### Activity
Write out all the records exactly, and keep any images out.

### Records shown
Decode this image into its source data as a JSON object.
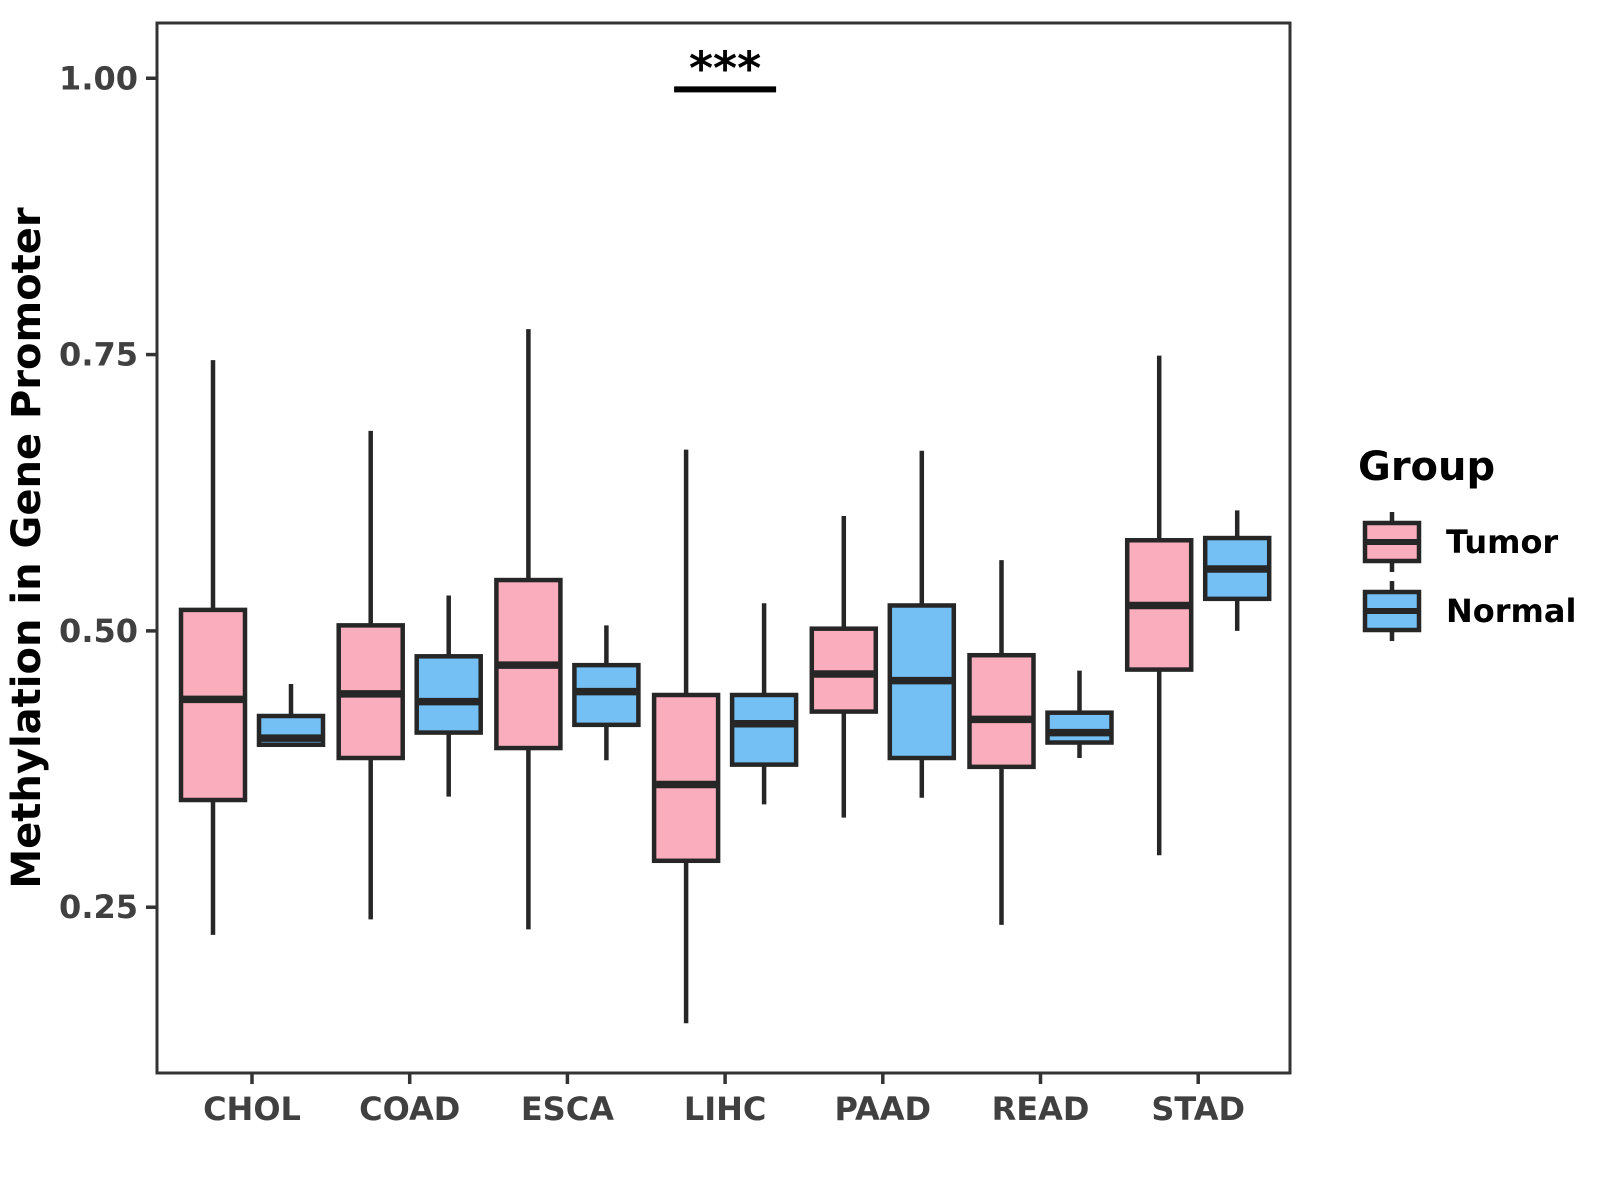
{
  "chart_data": {
    "type": "boxplot",
    "title": "",
    "xlabel": "",
    "ylabel": "Methylation in Gene Promoter",
    "categories": [
      "CHOL",
      "COAD",
      "ESCA",
      "LIHC",
      "PAAD",
      "READ",
      "STAD"
    ],
    "y_ticks": [
      0.25,
      0.5,
      0.75,
      1.0
    ],
    "y_tick_labels": [
      "0.25",
      "0.50",
      "0.75",
      "1.00"
    ],
    "ylim": [
      0.1,
      1.05
    ],
    "grid": false,
    "legend": {
      "title": "Group",
      "position": "right",
      "entries": [
        {
          "label": "Tumor",
          "color": "#FAAEBD"
        },
        {
          "label": "Normal",
          "color": "#74C0F4"
        }
      ]
    },
    "series": [
      {
        "name": "Tumor",
        "color": "#FAAEBD",
        "boxes": [
          {
            "category": "CHOL",
            "whisker_low": 0.225,
            "q1": 0.347,
            "median": 0.438,
            "q3": 0.519,
            "whisker_high": 0.745
          },
          {
            "category": "COAD",
            "whisker_low": 0.239,
            "q1": 0.385,
            "median": 0.443,
            "q3": 0.505,
            "whisker_high": 0.681
          },
          {
            "category": "ESCA",
            "whisker_low": 0.23,
            "q1": 0.394,
            "median": 0.469,
            "q3": 0.546,
            "whisker_high": 0.773
          },
          {
            "category": "LIHC",
            "whisker_low": 0.145,
            "q1": 0.292,
            "median": 0.361,
            "q3": 0.442,
            "whisker_high": 0.664
          },
          {
            "category": "PAAD",
            "whisker_low": 0.331,
            "q1": 0.427,
            "median": 0.461,
            "q3": 0.502,
            "whisker_high": 0.604
          },
          {
            "category": "READ",
            "whisker_low": 0.234,
            "q1": 0.377,
            "median": 0.42,
            "q3": 0.478,
            "whisker_high": 0.564
          },
          {
            "category": "STAD",
            "whisker_low": 0.297,
            "q1": 0.465,
            "median": 0.523,
            "q3": 0.582,
            "whisker_high": 0.749
          }
        ]
      },
      {
        "name": "Normal",
        "color": "#74C0F4",
        "boxes": [
          {
            "category": "CHOL",
            "whisker_low": 0.397,
            "q1": 0.397,
            "median": 0.403,
            "q3": 0.423,
            "whisker_high": 0.452
          },
          {
            "category": "COAD",
            "whisker_low": 0.35,
            "q1": 0.408,
            "median": 0.436,
            "q3": 0.477,
            "whisker_high": 0.532
          },
          {
            "category": "ESCA",
            "whisker_low": 0.383,
            "q1": 0.415,
            "median": 0.445,
            "q3": 0.469,
            "whisker_high": 0.505
          },
          {
            "category": "LIHC",
            "whisker_low": 0.343,
            "q1": 0.379,
            "median": 0.416,
            "q3": 0.442,
            "whisker_high": 0.525
          },
          {
            "category": "PAAD",
            "whisker_low": 0.349,
            "q1": 0.385,
            "median": 0.455,
            "q3": 0.523,
            "whisker_high": 0.663
          },
          {
            "category": "READ",
            "whisker_low": 0.385,
            "q1": 0.399,
            "median": 0.408,
            "q3": 0.426,
            "whisker_high": 0.464
          },
          {
            "category": "STAD",
            "whisker_low": 0.5,
            "q1": 0.529,
            "median": 0.556,
            "q3": 0.584,
            "whisker_high": 0.609
          }
        ]
      }
    ],
    "annotation": {
      "text": "***",
      "category": "LIHC",
      "y_bar": 0.99
    }
  },
  "colors": {
    "box_stroke": "#262626",
    "panel_border": "#333333",
    "tick_mark": "#333333",
    "tick_text": "#404040",
    "axis_title_text": "#000000",
    "annotation_text": "#000000",
    "background": "#ffffff"
  }
}
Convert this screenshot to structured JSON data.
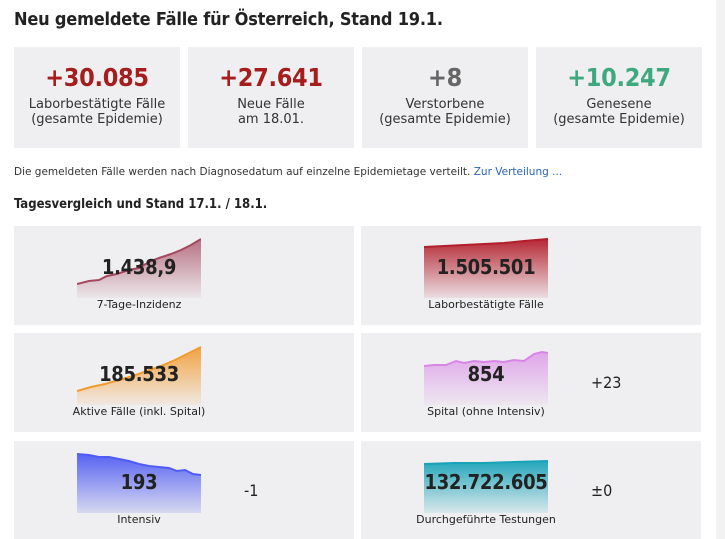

### Answer to this problem
Decode this image into its source data as a JSON object.
{
  "chart_data": {
    "type": "boxplot",
    "title": "",
    "xlabel": "",
    "ylabel": "Methylation in Gene Promoter",
    "categories": [
      "CHOL",
      "COAD",
      "ESCA",
      "LIHC",
      "PAAD",
      "READ",
      "STAD"
    ],
    "y_ticks": [
      0.25,
      0.5,
      0.75,
      1.0
    ],
    "y_tick_labels": [
      "0.25",
      "0.50",
      "0.75",
      "1.00"
    ],
    "ylim": [
      0.1,
      1.05
    ],
    "grid": false,
    "legend": {
      "title": "Group",
      "position": "right",
      "entries": [
        {
          "label": "Tumor",
          "color": "#FAAEBD"
        },
        {
          "label": "Normal",
          "color": "#74C0F4"
        }
      ]
    },
    "series": [
      {
        "name": "Tumor",
        "color": "#FAAEBD",
        "boxes": [
          {
            "category": "CHOL",
            "whisker_low": 0.225,
            "q1": 0.347,
            "median": 0.438,
            "q3": 0.519,
            "whisker_high": 0.745
          },
          {
            "category": "COAD",
            "whisker_low": 0.239,
            "q1": 0.385,
            "median": 0.443,
            "q3": 0.505,
            "whisker_high": 0.681
          },
          {
            "category": "ESCA",
            "whisker_low": 0.23,
            "q1": 0.394,
            "median": 0.469,
            "q3": 0.546,
            "whisker_high": 0.773
          },
          {
            "category": "LIHC",
            "whisker_low": 0.145,
            "q1": 0.292,
            "median": 0.361,
            "q3": 0.442,
            "whisker_high": 0.664
          },
          {
            "category": "PAAD",
            "whisker_low": 0.331,
            "q1": 0.427,
            "median": 0.461,
            "q3": 0.502,
            "whisker_high": 0.604
          },
          {
            "category": "READ",
            "whisker_low": 0.234,
            "q1": 0.377,
            "median": 0.42,
            "q3": 0.478,
            "whisker_high": 0.564
          },
          {
            "category": "STAD",
            "whisker_low": 0.297,
            "q1": 0.465,
            "median": 0.523,
            "q3": 0.582,
            "whisker_high": 0.749
          }
        ]
      },
      {
        "name": "Normal",
        "color": "#74C0F4",
        "boxes": [
          {
            "category": "CHOL",
            "whisker_low": 0.397,
            "q1": 0.397,
            "median": 0.403,
            "q3": 0.423,
            "whisker_high": 0.452
          },
          {
            "category": "COAD",
            "whisker_low": 0.35,
            "q1": 0.408,
            "median": 0.436,
            "q3": 0.477,
            "whisker_high": 0.532
          },
          {
            "category": "ESCA",
            "whisker_low": 0.383,
            "q1": 0.415,
            "median": 0.445,
            "q3": 0.469,
            "whisker_high": 0.505
          },
          {
            "category": "LIHC",
            "whisker_low": 0.343,
            "q1": 0.379,
            "median": 0.416,
            "q3": 0.442,
            "whisker_high": 0.525
          },
          {
            "category": "PAAD",
            "whisker_low": 0.349,
            "q1": 0.385,
            "median": 0.455,
            "q3": 0.523,
            "whisker_high": 0.663
          },
          {
            "category": "READ",
            "whisker_low": 0.385,
            "q1": 0.399,
            "median": 0.408,
            "q3": 0.426,
            "whisker_high": 0.464
          },
          {
            "category": "STAD",
            "whisker_low": 0.5,
            "q1": 0.529,
            "median": 0.556,
            "q3": 0.584,
            "whisker_high": 0.609
          }
        ]
      }
    ],
    "annotation": {
      "text": "***",
      "category": "LIHC",
      "y_bar": 0.99
    }
  },
  "colors": {
    "box_stroke": "#262626",
    "panel_border": "#333333",
    "tick_mark": "#333333",
    "tick_text": "#404040",
    "axis_title_text": "#000000",
    "annotation_text": "#000000",
    "background": "#ffffff"
  }
}
Convert this screenshot to structured JSON data.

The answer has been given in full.